Entrevista:O Estado inteligente
Augusto Nunes - A segunda morte de Celso Daniel
JB
A frenética seqüência de golpes desferidos pelos punhos da corrupção talvez tenha reduzido o Brasil num pugilista nocauteado em pé. Acuado no canto do ringue, parece insensível até a pancada que pode ser a derradeira. Não há outra explicação para a reação dos brasileiros à reportagem sobre a morte do prefeito Celso Daniel, divulgada pela TV Bandeirantes em 3 de julho e reproduzida pelo JB. A reação foi nenhuma.
A reportagem incluiu gravações de conversas telefônicas entre figurões do PT e amigos arrolados no grupo de suspeitos. São conversas estarrecedoras, tanto pela identidade dos interlocutores quanto pelo conteúdo. Na hipótese menos inquietante, comprovam que mandarins do PT tentam obstruir a ação da polícia e da Justiça desde fevereiro de 2002, quando o cadáver do prefeito de Santo André ainda esfriava na sepultura. A segunda hipótese tornará a história singularmente medonha.
======
### Tarefas
1. Responda com base no trecho sobre a morte de Celso Daniel:
(a) Qual emissora divulgou a reportagem, e em que data?
(b) De qual cidade Celso Daniel era prefeito?
(c) Na hipótese menos inquietante, desde quando mandarins do PT tentam obstruir a ação da polícia e da Justiça?
2. Reproduza o trecho sobre a morte de Celso Daniel entre "A reportagem incluiu" e "história singularmente medonha.", inclusive.

[Entradas do conjunto de dados]
======
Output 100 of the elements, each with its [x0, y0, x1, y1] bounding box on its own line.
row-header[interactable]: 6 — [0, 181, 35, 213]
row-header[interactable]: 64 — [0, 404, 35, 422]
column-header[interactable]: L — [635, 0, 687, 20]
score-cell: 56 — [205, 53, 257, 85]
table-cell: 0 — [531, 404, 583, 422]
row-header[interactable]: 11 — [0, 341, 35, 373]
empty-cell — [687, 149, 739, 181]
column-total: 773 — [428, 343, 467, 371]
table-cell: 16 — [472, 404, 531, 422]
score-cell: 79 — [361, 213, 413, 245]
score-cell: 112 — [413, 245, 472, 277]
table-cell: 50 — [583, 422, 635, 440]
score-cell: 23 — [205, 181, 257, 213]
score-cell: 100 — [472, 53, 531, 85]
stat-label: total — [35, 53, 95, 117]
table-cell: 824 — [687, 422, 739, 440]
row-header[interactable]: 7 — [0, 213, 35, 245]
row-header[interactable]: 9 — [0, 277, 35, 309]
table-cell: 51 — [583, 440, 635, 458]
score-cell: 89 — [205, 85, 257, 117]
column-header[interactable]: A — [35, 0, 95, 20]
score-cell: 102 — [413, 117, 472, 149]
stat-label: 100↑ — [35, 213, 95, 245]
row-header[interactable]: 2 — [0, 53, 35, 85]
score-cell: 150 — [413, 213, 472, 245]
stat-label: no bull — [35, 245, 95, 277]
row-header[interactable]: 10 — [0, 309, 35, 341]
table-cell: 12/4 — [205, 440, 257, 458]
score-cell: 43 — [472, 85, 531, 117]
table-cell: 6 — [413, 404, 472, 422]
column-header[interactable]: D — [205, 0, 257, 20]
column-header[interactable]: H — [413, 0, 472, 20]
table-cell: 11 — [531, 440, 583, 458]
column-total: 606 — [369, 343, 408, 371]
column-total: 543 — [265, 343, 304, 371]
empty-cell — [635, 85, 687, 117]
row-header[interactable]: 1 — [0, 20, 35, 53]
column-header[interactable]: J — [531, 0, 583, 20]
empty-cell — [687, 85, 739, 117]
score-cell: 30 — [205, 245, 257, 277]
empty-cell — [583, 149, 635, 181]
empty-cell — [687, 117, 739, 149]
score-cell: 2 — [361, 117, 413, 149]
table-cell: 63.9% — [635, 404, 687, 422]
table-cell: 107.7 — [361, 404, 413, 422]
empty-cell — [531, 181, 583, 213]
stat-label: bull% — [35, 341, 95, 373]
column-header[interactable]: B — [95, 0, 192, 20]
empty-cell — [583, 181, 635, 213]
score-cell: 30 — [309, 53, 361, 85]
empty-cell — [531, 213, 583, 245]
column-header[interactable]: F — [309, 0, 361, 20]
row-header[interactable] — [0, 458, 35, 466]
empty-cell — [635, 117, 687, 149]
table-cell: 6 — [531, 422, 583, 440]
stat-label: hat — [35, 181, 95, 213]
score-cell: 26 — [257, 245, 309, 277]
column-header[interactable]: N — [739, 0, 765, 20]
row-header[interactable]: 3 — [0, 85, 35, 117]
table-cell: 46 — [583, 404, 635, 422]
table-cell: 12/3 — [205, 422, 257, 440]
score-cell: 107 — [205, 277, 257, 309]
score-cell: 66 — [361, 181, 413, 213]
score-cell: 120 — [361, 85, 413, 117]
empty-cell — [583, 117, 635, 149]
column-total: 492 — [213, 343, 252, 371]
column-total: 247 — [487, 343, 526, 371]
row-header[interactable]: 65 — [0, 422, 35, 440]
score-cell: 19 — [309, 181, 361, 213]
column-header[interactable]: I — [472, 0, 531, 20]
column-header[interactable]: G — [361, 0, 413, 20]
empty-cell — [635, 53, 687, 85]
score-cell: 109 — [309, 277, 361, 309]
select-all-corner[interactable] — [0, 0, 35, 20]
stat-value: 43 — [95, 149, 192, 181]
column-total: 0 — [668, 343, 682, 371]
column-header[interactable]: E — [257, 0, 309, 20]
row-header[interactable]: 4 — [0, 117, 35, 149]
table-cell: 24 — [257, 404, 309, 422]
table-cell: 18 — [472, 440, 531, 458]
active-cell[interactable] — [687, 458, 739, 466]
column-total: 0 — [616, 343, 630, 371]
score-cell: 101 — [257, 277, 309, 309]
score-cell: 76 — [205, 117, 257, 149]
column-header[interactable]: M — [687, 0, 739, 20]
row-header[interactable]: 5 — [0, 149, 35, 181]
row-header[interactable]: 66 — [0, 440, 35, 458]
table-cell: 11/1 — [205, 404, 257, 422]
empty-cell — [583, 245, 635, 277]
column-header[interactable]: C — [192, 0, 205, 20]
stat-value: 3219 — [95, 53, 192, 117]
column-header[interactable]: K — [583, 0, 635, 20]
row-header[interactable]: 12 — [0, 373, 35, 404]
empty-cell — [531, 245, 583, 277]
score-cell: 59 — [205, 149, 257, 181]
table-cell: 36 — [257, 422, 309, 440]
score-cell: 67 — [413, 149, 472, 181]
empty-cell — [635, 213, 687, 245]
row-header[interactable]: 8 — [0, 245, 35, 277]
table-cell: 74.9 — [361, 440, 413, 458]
======
### Lista de respostas
1.
(a) A TV Bandeirantes, em 3 de julho.
(b) De Santo André.
(c) Desde fevereiro de 2002.

2.
A reportagem incluiu gravações de conversas telefônicas entre figurões do PT e amigos arrolados no grupo de suspeitos. São conversas estarrecedoras, tanto pela identidade dos interlocutores quanto pelo conteúdo. Na hipótese menos inquietante, comprovam que mandarins do PT tentam obstruir a ação da polícia e da Justiça desde fevereiro de 2002, quando o cadáver do prefeito de Santo André ainda esfriava na sepultura. A segunda hipótese tornará a história singularmente medonha.